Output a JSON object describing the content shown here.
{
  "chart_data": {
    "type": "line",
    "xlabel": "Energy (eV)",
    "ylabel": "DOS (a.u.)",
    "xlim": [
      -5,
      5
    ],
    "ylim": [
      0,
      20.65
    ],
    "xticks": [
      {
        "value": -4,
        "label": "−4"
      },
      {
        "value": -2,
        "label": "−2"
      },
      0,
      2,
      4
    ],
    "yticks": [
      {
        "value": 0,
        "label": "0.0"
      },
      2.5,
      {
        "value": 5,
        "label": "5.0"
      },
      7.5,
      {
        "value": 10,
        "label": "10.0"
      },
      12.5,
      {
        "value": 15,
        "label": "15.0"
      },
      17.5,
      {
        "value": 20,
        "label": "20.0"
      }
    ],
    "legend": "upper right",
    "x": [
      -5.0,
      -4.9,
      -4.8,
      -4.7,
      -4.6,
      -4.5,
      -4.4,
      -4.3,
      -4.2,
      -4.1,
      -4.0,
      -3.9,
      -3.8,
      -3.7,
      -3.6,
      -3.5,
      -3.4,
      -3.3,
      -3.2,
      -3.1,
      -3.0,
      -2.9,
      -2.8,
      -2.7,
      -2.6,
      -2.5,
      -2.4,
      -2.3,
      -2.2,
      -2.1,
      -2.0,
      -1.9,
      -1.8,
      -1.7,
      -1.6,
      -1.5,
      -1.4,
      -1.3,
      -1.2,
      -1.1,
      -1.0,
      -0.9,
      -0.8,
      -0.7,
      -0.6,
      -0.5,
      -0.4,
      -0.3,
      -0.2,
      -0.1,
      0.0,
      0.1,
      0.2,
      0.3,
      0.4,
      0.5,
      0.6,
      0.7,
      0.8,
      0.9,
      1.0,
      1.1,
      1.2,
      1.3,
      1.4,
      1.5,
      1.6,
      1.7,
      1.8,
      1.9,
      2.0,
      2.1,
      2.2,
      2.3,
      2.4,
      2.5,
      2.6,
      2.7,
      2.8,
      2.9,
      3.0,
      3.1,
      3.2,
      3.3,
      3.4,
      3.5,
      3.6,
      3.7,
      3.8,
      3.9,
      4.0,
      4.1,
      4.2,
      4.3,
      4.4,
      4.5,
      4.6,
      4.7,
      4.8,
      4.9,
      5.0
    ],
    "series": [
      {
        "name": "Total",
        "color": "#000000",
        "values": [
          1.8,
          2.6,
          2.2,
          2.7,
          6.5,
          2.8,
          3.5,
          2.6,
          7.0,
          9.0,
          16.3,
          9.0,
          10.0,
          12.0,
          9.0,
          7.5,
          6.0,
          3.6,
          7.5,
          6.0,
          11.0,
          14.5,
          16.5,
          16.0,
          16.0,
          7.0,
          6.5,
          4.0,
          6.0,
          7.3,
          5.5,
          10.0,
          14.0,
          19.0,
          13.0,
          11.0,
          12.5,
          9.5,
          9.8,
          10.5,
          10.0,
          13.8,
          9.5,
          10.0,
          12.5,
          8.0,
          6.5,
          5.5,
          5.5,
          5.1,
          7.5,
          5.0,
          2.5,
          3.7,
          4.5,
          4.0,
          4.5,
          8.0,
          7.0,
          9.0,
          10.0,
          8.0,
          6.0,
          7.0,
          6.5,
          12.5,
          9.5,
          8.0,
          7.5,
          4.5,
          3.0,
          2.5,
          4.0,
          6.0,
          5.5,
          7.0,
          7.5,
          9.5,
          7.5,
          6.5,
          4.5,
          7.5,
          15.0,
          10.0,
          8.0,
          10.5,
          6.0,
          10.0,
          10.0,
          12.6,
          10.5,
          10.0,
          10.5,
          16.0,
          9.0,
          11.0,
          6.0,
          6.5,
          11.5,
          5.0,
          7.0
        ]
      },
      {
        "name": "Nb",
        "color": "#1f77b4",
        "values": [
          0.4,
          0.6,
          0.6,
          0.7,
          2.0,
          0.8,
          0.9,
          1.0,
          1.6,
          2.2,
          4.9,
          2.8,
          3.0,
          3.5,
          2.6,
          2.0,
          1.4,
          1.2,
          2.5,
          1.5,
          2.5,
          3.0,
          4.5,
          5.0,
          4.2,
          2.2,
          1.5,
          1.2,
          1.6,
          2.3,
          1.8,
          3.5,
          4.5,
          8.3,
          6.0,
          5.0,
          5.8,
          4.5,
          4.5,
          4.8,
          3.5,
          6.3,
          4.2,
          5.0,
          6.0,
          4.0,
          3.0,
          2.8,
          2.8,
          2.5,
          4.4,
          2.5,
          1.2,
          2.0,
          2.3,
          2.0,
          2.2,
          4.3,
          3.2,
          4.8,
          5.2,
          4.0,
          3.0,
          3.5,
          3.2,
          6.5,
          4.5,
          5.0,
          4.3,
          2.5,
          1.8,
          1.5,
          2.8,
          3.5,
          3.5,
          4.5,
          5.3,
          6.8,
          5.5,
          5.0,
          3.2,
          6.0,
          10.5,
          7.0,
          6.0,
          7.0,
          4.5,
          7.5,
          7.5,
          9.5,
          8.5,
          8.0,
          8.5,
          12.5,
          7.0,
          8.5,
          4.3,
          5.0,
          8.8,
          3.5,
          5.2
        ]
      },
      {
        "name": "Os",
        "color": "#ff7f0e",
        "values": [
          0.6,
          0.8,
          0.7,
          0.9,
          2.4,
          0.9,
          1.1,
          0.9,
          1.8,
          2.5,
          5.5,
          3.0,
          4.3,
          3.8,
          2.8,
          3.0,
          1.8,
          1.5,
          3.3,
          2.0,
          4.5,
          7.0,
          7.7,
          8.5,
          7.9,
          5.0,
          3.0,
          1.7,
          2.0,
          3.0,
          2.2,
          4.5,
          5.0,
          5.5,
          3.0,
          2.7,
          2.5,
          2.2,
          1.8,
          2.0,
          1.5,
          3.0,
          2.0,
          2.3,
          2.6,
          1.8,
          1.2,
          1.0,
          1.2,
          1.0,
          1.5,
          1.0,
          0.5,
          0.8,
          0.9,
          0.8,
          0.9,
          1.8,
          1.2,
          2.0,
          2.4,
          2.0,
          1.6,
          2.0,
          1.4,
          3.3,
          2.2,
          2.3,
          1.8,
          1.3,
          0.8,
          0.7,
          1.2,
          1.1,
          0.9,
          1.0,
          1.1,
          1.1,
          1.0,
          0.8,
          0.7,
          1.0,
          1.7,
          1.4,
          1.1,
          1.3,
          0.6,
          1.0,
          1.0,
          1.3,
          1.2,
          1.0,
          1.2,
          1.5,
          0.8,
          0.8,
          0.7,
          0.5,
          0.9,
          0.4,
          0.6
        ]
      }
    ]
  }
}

▶ [The task] Copy out all lines above that include the string "color".

▶ [Task output]
        "color": "#000000",
        "color": "#1f77b4",
        "color": "#ff7f0e",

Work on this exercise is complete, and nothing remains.